____ Given records

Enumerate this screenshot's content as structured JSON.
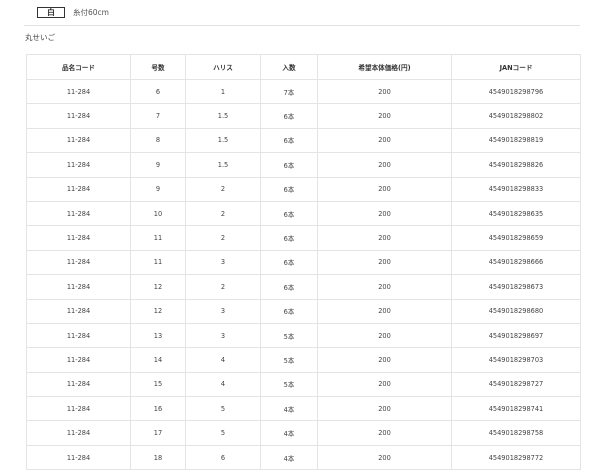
{
  "header": {
    "color_label": "白",
    "length_text": "糸付60cm"
  },
  "section": {
    "title": "丸せいご"
  },
  "table": {
    "columns": [
      "品名コード",
      "号数",
      "ハリス",
      "入数",
      "希望本体価格(円)",
      "JANコード"
    ],
    "rows": [
      [
        "11-284",
        "6",
        "1",
        "7本",
        "200",
        "4549018298796"
      ],
      [
        "11-284",
        "7",
        "1.5",
        "6本",
        "200",
        "4549018298802"
      ],
      [
        "11-284",
        "8",
        "1.5",
        "6本",
        "200",
        "4549018298819"
      ],
      [
        "11-284",
        "9",
        "1.5",
        "6本",
        "200",
        "4549018298826"
      ],
      [
        "11-284",
        "9",
        "2",
        "6本",
        "200",
        "4549018298833"
      ],
      [
        "11-284",
        "10",
        "2",
        "6本",
        "200",
        "4549018298635"
      ],
      [
        "11-284",
        "11",
        "2",
        "6本",
        "200",
        "4549018298659"
      ],
      [
        "11-284",
        "11",
        "3",
        "6本",
        "200",
        "4549018298666"
      ],
      [
        "11-284",
        "12",
        "2",
        "6本",
        "200",
        "4549018298673"
      ],
      [
        "11-284",
        "12",
        "3",
        "6本",
        "200",
        "4549018298680"
      ],
      [
        "11-284",
        "13",
        "3",
        "5本",
        "200",
        "4549018298697"
      ],
      [
        "11-284",
        "14",
        "4",
        "5本",
        "200",
        "4549018298703"
      ],
      [
        "11-284",
        "15",
        "4",
        "5本",
        "200",
        "4549018298727"
      ],
      [
        "11-284",
        "16",
        "5",
        "4本",
        "200",
        "4549018298741"
      ],
      [
        "11-284",
        "17",
        "5",
        "4本",
        "200",
        "4549018298758"
      ],
      [
        "11-284",
        "18",
        "6",
        "4本",
        "200",
        "4549018298772"
      ]
    ]
  }
}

________

Exercise:
Return to the listing above and set it down exactly, leaving out its pictures.

Result of the task:
Enumerate this screenshot's content as structured JSON.
{
  "header": {
    "color_label": "白",
    "length_text": "糸付60cm"
  },
  "section": {
    "title": "丸せいご"
  },
  "table": {
    "columns": [
      "品名コード",
      "号数",
      "ハリス",
      "入数",
      "希望本体価格(円)",
      "JANコード"
    ],
    "rows": [
      [
        "11-284",
        "6",
        "1",
        "7本",
        "200",
        "4549018298796"
      ],
      [
        "11-284",
        "7",
        "1.5",
        "6本",
        "200",
        "4549018298802"
      ],
      [
        "11-284",
        "8",
        "1.5",
        "6本",
        "200",
        "4549018298819"
      ],
      [
        "11-284",
        "9",
        "1.5",
        "6本",
        "200",
        "4549018298826"
      ],
      [
        "11-284",
        "9",
        "2",
        "6本",
        "200",
        "4549018298833"
      ],
      [
        "11-284",
        "10",
        "2",
        "6本",
        "200",
        "4549018298635"
      ],
      [
        "11-284",
        "11",
        "2",
        "6本",
        "200",
        "4549018298659"
      ],
      [
        "11-284",
        "11",
        "3",
        "6本",
        "200",
        "4549018298666"
      ],
      [
        "11-284",
        "12",
        "2",
        "6本",
        "200",
        "4549018298673"
      ],
      [
        "11-284",
        "12",
        "3",
        "6本",
        "200",
        "4549018298680"
      ],
      [
        "11-284",
        "13",
        "3",
        "5本",
        "200",
        "4549018298697"
      ],
      [
        "11-284",
        "14",
        "4",
        "5本",
        "200",
        "4549018298703"
      ],
      [
        "11-284",
        "15",
        "4",
        "5本",
        "200",
        "4549018298727"
      ],
      [
        "11-284",
        "16",
        "5",
        "4本",
        "200",
        "4549018298741"
      ],
      [
        "11-284",
        "17",
        "5",
        "4本",
        "200",
        "4549018298758"
      ],
      [
        "11-284",
        "18",
        "6",
        "4本",
        "200",
        "4549018298772"
      ]
    ]
  }
}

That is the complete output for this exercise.